→ **Exercise objective**: Using the data below, copy each line that includes the word "Insurance".

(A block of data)
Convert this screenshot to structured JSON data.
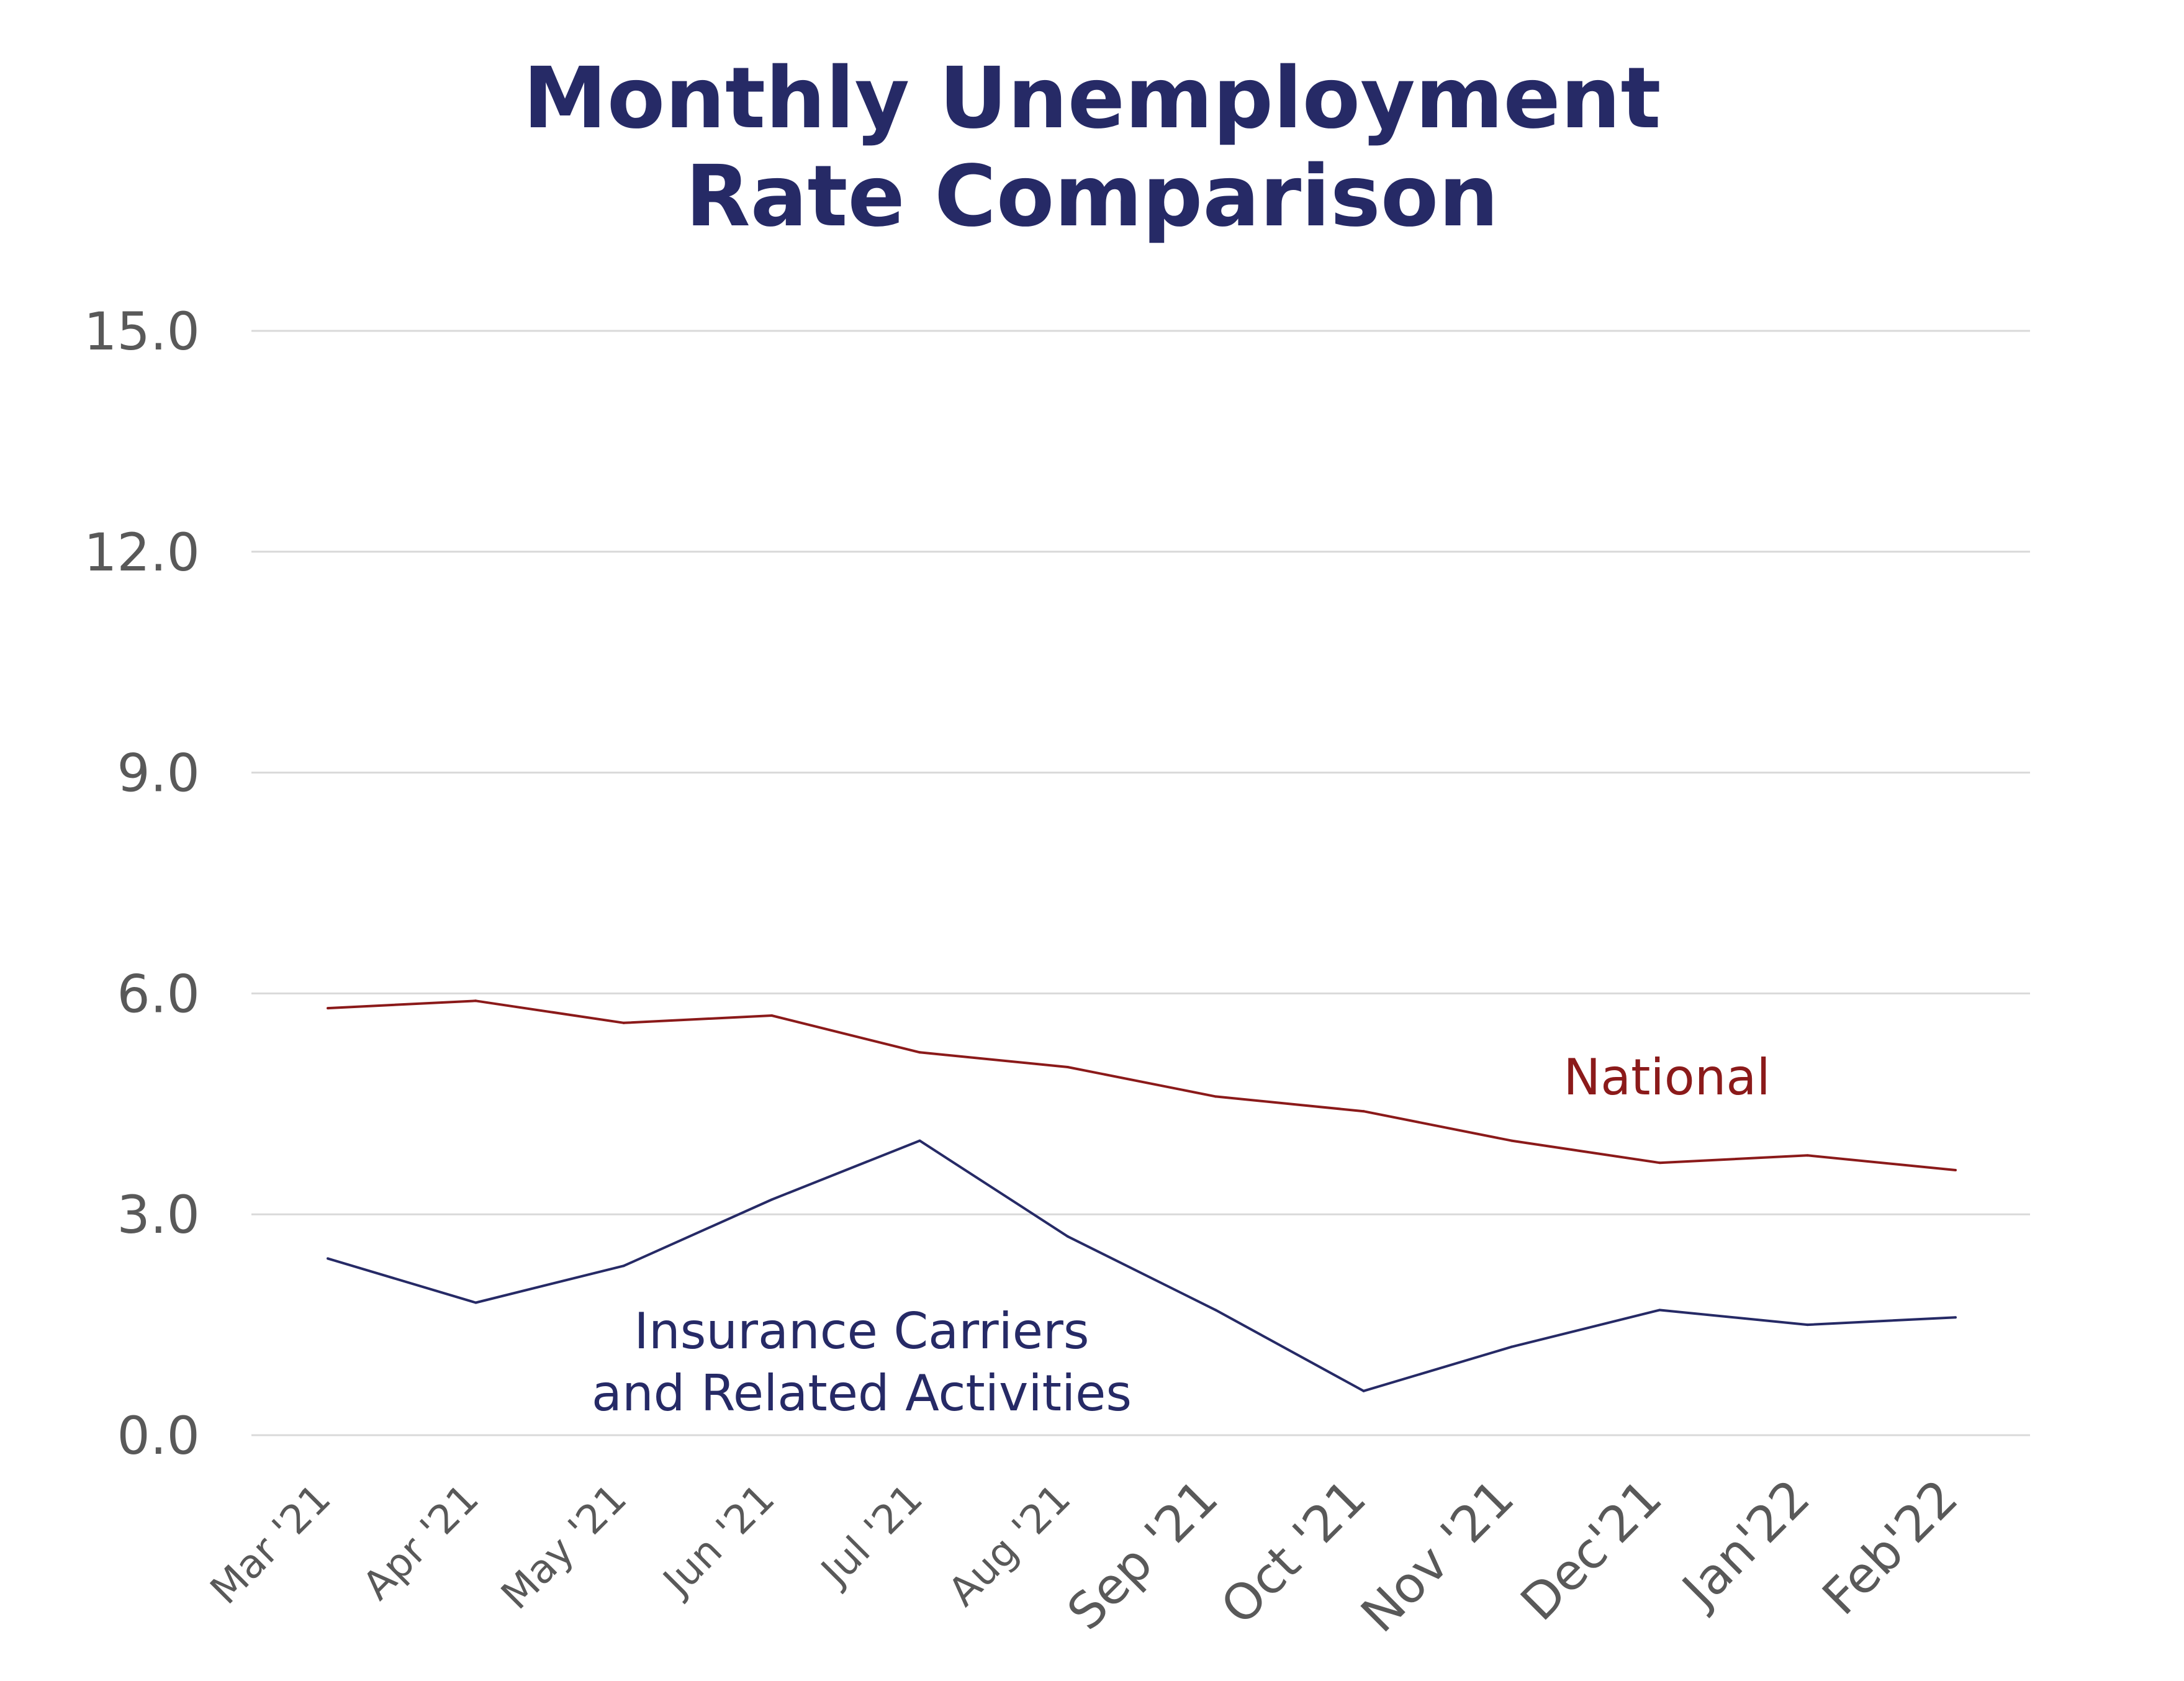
{
  "chart_data": {
    "type": "line",
    "title": [
      "Monthly Unemployment",
      "Rate Comparison"
    ],
    "xlabel": "",
    "ylabel": "",
    "categories": [
      "Mar '21",
      "Apr '21",
      "May '21",
      "Jun '21",
      "Jul '21",
      "Aug '21",
      "Sep '21",
      "Oct '21",
      "Nov '21",
      "Dec'21",
      "Jan'22",
      "Feb'22"
    ],
    "ylim": [
      0,
      15
    ],
    "yticks": [
      "0.0",
      "3.0",
      "6.0",
      "9.0",
      "12.0",
      "15.0"
    ],
    "grid": true,
    "legend": "inline labels",
    "series": [
      {
        "name": "National",
        "color": "#8b1a1a",
        "values": [
          5.8,
          5.9,
          5.6,
          5.7,
          5.2,
          5.0,
          4.6,
          4.4,
          4.0,
          3.7,
          3.8,
          3.6
        ]
      },
      {
        "name": "Insurance Carriers and Related Activities",
        "label_lines": [
          "Insurance Carriers",
          "and Related Activities"
        ],
        "color": "#262a66",
        "values": [
          2.4,
          1.8,
          2.3,
          3.2,
          4.0,
          2.7,
          1.7,
          0.6,
          1.2,
          1.7,
          1.5,
          1.6
        ]
      }
    ]
  },
  "colors": {
    "title": "#262a66",
    "gridline": "#d9d9d9",
    "tick_text": "#595959"
  }
}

→ **Correct response**:
        "name": "Insurance Carriers and Related Activities",
          "Insurance Carriers",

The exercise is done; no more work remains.